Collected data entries
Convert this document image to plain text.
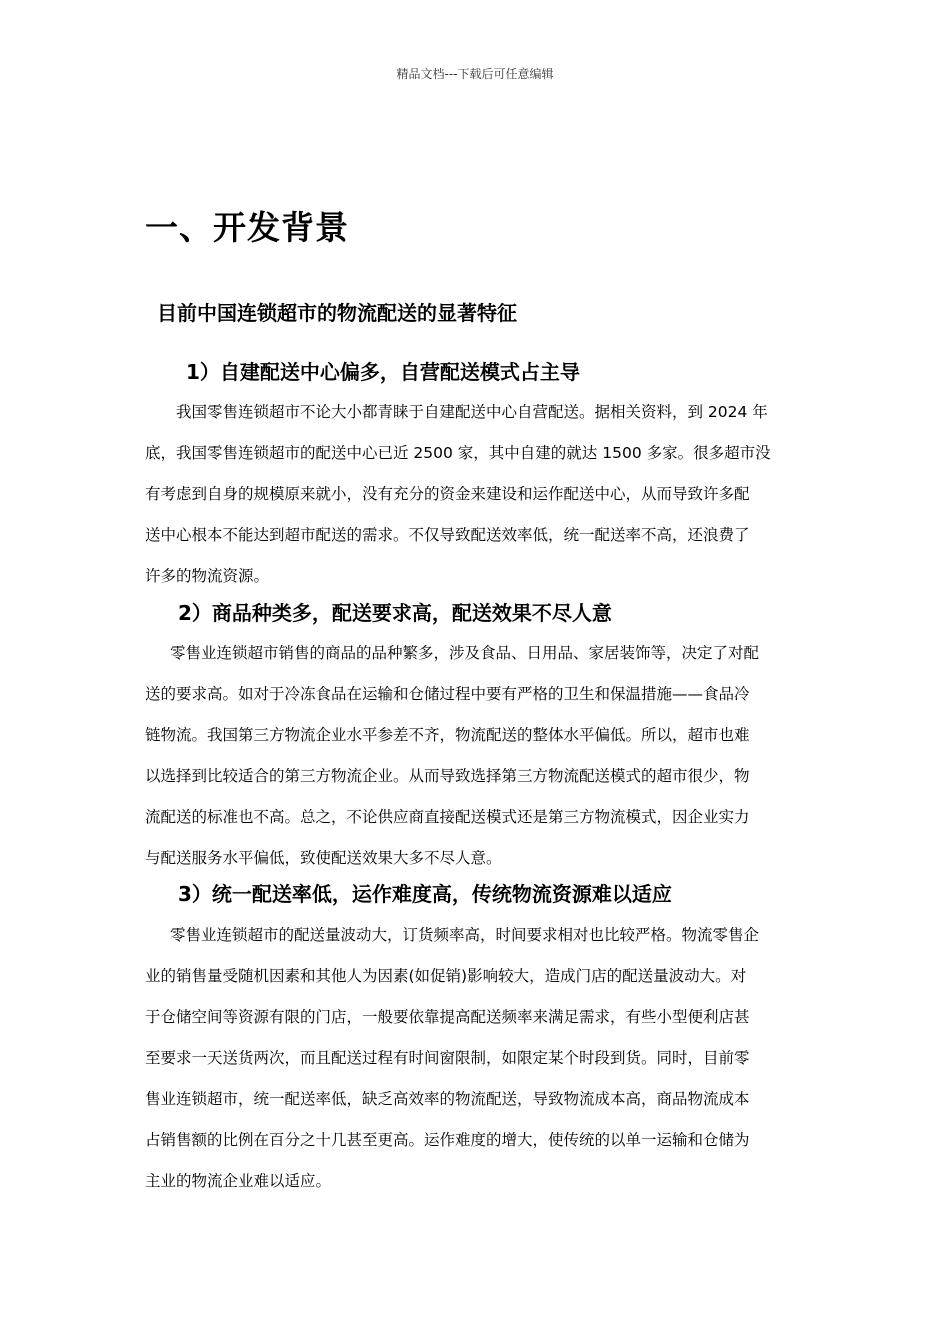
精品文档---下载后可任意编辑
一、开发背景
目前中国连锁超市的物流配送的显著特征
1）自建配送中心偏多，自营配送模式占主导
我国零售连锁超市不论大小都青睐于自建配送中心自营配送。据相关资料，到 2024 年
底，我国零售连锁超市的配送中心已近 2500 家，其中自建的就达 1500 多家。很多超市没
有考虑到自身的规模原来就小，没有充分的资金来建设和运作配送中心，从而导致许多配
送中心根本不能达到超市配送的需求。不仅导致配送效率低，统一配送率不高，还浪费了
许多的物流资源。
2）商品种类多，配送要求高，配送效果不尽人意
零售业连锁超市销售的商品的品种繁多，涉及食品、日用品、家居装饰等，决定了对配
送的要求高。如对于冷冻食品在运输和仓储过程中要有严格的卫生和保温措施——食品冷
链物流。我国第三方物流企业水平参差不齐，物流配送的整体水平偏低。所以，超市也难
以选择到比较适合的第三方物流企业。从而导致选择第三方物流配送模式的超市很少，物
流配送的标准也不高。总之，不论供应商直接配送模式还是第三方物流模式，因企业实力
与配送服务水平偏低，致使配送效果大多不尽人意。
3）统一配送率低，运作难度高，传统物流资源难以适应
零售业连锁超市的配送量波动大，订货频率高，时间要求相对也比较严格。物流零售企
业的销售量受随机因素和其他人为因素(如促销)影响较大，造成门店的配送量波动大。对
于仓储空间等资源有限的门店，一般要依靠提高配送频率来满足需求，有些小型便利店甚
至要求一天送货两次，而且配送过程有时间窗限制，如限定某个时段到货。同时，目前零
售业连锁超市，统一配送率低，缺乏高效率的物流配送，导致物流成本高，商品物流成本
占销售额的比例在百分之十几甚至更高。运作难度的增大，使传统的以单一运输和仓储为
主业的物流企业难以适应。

- WORK TO COMPLETE
Locate each line with the word "统一配送率低" and copy it.

- SOLUTION FOR THIS PROBLEM
3）统一配送率低，运作难度高，传统物流资源难以适应
售业连锁超市，统一配送率低，缺乏高效率的物流配送，导致物流成本高，商品物流成本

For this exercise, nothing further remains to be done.